## begin

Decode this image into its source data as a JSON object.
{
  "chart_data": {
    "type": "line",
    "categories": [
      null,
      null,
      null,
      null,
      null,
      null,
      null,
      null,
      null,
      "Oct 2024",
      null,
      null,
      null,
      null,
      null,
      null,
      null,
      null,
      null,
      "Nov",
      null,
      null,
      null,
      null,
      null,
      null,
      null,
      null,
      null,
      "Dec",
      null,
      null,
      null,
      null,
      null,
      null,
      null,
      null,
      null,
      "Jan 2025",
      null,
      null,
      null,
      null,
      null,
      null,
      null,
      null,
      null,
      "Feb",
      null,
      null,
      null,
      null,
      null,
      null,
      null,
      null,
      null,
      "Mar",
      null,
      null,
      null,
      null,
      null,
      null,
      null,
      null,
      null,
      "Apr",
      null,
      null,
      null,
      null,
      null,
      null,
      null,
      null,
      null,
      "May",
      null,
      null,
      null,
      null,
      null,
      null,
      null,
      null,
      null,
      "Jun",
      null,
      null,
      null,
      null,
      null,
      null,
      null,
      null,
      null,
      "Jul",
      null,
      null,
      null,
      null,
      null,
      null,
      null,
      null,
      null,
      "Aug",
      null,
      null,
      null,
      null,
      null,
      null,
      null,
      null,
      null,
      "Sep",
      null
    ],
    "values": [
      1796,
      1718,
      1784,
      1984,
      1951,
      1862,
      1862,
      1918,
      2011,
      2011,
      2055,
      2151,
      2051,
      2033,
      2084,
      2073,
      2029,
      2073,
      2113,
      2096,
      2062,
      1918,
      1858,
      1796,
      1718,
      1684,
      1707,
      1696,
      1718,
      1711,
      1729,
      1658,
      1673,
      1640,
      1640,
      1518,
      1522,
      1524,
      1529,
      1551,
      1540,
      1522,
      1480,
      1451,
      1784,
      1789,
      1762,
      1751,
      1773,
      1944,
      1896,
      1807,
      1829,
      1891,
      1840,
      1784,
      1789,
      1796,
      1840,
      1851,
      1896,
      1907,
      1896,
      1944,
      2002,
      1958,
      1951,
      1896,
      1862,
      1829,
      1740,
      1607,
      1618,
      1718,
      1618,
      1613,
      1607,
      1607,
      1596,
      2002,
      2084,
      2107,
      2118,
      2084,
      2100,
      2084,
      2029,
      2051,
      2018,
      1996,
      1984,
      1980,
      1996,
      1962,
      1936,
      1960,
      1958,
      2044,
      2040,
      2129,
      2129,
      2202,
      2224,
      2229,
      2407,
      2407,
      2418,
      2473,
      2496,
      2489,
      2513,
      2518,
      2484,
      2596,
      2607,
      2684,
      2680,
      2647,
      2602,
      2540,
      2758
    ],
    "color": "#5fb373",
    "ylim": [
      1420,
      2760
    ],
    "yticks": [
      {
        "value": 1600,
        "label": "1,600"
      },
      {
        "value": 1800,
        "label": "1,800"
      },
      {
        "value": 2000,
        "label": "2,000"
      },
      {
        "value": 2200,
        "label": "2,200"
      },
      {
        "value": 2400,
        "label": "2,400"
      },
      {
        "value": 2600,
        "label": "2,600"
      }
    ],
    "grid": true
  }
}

## end
## begin

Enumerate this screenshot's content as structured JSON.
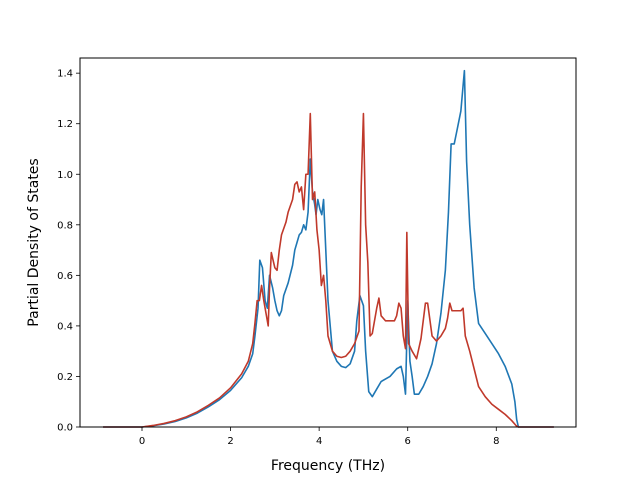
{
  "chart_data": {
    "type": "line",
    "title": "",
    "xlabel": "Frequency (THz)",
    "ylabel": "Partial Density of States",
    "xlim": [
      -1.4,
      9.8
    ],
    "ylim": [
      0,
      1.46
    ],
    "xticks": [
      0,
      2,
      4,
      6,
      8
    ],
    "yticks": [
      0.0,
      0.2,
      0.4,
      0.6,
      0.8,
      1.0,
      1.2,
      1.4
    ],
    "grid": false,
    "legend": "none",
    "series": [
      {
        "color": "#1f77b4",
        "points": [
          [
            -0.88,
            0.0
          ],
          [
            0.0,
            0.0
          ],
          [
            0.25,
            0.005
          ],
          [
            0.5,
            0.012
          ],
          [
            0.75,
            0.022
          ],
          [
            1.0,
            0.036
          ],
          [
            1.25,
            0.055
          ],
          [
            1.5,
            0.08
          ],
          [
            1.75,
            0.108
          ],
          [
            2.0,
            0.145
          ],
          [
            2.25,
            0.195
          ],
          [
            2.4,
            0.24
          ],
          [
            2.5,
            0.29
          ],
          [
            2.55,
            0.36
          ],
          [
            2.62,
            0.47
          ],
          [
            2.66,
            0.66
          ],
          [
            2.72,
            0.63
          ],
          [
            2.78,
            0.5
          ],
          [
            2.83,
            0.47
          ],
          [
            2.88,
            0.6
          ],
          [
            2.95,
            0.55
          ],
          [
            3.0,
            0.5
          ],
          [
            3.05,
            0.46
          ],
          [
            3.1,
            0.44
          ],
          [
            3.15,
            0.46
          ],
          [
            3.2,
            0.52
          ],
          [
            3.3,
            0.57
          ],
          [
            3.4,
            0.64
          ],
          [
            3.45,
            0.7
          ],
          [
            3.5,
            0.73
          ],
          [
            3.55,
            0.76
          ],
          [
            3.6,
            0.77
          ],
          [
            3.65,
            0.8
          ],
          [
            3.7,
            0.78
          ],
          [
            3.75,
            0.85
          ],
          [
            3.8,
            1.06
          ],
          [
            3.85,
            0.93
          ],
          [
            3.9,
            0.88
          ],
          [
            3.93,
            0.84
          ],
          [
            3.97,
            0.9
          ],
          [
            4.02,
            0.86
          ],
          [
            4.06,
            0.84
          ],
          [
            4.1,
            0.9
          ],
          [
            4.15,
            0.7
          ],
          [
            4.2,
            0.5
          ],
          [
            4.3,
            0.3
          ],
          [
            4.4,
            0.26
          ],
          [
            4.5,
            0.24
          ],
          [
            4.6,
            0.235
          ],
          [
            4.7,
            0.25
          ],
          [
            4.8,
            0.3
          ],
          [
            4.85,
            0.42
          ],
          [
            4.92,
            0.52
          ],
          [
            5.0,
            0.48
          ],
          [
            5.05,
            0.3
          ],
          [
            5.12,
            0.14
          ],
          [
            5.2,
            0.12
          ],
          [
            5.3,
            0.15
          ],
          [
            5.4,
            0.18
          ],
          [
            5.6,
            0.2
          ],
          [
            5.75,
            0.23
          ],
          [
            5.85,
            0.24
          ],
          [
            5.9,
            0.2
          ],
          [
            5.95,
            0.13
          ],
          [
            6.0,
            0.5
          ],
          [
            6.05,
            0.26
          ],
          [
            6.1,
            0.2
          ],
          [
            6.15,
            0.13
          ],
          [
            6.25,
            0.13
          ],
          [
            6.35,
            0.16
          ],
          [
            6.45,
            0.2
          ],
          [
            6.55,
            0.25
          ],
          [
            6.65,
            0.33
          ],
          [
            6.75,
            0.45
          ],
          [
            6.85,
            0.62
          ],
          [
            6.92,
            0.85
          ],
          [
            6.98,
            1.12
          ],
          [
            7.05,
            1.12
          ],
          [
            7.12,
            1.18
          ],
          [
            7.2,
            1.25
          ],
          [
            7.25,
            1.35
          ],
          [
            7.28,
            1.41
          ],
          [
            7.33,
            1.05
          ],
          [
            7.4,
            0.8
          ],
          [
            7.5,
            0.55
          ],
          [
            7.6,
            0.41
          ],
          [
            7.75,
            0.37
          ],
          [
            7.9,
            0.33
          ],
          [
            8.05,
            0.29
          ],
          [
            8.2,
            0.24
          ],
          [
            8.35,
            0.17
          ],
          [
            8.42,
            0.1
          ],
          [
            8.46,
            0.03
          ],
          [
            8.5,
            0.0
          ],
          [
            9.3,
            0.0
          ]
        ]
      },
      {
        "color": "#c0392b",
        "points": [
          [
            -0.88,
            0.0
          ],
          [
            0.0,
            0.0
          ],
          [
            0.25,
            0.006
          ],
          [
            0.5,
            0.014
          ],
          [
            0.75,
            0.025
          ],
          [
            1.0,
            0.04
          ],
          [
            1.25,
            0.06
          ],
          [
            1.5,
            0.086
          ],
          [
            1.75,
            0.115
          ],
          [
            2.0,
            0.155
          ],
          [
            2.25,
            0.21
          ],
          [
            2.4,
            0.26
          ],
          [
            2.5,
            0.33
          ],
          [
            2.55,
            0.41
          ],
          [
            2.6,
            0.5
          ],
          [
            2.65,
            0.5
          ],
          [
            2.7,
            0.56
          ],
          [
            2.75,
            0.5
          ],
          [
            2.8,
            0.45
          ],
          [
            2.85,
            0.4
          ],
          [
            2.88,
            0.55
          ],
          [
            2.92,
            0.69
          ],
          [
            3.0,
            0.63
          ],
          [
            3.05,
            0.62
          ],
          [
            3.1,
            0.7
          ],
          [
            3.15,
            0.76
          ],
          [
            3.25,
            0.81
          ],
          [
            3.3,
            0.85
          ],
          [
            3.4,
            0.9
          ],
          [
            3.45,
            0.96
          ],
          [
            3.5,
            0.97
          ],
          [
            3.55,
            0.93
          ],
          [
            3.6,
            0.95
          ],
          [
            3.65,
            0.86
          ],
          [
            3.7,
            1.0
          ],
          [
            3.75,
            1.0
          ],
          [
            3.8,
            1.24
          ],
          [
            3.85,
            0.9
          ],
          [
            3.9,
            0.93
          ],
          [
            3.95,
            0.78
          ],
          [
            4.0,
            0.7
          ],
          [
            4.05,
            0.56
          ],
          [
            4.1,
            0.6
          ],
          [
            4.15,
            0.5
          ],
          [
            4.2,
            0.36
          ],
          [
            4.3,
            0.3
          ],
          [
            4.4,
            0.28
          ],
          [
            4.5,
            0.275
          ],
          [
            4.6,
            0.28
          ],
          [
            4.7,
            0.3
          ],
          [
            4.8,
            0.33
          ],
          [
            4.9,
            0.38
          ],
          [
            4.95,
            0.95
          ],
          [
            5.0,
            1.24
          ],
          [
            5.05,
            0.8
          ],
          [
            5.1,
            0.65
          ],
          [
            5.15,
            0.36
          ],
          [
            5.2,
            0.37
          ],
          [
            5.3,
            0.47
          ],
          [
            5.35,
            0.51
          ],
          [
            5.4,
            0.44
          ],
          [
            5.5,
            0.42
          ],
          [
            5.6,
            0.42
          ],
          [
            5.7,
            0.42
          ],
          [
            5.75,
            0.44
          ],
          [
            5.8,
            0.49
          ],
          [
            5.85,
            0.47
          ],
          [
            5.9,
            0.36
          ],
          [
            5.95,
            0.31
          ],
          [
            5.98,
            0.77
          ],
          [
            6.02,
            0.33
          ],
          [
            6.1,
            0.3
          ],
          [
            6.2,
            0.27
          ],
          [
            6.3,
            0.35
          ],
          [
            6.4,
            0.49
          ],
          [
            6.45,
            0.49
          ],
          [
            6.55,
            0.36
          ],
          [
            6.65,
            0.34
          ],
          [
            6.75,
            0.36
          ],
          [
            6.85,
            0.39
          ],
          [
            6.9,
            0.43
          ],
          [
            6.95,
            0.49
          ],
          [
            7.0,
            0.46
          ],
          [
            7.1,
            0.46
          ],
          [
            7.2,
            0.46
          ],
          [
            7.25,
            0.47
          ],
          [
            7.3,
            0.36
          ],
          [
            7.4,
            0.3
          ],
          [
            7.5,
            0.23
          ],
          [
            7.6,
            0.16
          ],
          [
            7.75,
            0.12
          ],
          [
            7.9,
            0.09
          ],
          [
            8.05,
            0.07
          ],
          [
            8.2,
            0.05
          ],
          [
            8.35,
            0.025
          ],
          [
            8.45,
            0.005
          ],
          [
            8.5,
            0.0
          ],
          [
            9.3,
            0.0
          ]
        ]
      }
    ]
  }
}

## end
## begin

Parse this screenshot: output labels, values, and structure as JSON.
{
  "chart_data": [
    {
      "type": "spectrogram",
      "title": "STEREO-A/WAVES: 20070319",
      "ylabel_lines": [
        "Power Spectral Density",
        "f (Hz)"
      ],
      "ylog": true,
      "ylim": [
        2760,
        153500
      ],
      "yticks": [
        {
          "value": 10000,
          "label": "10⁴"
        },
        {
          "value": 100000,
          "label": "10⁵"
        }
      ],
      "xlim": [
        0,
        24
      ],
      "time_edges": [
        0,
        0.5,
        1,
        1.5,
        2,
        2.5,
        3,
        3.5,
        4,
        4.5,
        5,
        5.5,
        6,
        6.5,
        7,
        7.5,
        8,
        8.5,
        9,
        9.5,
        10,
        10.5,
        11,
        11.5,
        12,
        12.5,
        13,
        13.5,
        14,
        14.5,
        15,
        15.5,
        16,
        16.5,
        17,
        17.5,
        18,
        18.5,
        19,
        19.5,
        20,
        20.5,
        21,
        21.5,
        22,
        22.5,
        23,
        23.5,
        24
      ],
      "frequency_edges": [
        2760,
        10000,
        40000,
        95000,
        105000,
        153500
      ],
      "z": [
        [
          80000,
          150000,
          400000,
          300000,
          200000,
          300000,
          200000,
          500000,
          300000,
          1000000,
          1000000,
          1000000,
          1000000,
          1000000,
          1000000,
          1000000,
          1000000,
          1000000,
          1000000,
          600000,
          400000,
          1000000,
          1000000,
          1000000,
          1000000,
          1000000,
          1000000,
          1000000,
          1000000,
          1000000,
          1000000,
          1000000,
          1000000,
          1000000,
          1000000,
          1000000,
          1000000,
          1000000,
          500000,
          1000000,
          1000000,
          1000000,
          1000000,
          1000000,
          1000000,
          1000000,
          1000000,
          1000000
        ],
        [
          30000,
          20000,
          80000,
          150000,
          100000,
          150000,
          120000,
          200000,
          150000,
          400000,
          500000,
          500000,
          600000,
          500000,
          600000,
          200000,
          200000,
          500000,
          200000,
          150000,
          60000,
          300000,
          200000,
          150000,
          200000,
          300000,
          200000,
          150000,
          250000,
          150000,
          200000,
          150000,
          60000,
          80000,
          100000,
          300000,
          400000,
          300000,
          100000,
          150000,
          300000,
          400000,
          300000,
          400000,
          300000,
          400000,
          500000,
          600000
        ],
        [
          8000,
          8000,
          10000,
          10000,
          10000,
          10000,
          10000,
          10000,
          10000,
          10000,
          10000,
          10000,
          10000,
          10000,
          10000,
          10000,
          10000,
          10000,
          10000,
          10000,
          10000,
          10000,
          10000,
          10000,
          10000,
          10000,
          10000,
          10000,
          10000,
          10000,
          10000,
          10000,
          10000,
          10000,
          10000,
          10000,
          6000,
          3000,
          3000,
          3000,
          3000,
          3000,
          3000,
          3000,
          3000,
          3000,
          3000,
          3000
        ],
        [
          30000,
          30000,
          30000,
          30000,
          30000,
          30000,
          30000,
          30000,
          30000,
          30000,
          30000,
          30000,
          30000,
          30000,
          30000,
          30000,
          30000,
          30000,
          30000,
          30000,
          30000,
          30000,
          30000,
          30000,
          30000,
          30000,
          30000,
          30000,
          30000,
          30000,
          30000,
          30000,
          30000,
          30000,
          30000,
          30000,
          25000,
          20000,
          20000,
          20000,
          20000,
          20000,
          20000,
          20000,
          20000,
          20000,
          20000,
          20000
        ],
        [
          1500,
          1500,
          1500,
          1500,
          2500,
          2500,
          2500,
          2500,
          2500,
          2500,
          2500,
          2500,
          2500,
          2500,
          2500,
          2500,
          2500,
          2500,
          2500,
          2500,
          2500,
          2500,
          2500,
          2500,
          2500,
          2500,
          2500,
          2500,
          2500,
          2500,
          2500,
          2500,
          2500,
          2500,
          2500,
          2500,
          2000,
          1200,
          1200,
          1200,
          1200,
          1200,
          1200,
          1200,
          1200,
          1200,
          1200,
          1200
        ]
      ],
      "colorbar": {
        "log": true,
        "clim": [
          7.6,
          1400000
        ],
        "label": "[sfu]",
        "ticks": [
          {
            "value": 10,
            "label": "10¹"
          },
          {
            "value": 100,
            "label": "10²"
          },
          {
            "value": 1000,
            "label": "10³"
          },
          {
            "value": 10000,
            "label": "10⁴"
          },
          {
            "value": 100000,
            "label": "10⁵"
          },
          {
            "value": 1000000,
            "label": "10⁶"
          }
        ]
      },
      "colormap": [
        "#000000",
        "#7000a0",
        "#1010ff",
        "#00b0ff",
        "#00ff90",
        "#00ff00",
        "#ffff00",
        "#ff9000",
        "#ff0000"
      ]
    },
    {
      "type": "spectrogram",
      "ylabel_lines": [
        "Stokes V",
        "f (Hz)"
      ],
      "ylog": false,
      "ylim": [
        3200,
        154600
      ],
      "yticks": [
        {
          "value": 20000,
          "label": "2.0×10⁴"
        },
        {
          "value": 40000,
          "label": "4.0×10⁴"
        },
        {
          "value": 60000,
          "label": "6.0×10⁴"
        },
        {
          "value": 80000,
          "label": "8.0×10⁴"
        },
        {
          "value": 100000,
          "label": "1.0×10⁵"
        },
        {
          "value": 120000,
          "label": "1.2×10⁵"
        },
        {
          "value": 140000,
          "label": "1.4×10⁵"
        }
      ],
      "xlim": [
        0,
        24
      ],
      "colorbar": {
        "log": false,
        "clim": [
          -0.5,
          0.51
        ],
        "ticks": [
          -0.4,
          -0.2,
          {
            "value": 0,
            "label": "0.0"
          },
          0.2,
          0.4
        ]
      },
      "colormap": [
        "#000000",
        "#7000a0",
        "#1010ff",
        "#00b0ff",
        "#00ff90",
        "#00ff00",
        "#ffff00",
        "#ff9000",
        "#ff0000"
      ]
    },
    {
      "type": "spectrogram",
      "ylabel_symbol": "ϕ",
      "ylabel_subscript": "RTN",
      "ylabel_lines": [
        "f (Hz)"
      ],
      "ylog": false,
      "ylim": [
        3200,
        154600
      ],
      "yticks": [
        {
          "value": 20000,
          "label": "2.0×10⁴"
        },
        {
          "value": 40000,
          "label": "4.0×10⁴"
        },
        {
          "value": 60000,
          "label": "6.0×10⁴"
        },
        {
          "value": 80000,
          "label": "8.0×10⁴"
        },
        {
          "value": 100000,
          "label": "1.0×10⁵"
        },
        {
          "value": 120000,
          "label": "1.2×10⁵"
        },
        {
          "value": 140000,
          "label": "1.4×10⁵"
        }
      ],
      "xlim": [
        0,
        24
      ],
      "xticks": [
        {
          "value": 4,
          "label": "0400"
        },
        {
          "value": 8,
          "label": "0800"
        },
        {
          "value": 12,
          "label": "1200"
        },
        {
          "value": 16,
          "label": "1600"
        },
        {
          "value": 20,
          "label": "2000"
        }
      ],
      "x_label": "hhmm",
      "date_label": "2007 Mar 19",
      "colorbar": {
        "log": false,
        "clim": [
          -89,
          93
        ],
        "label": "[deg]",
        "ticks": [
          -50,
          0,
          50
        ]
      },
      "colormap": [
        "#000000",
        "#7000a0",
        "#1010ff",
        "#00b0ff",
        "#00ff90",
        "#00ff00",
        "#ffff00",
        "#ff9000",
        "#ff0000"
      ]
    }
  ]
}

## end

-- EXERCISE REQUIREMENTS --
Copy out the lines in which the string "screenshot" appears.

-- FINAL RESULT --
Enumerate this screenshot's content as structured JSON.
Parse this screenshot: output labels, values, and structure as JSON.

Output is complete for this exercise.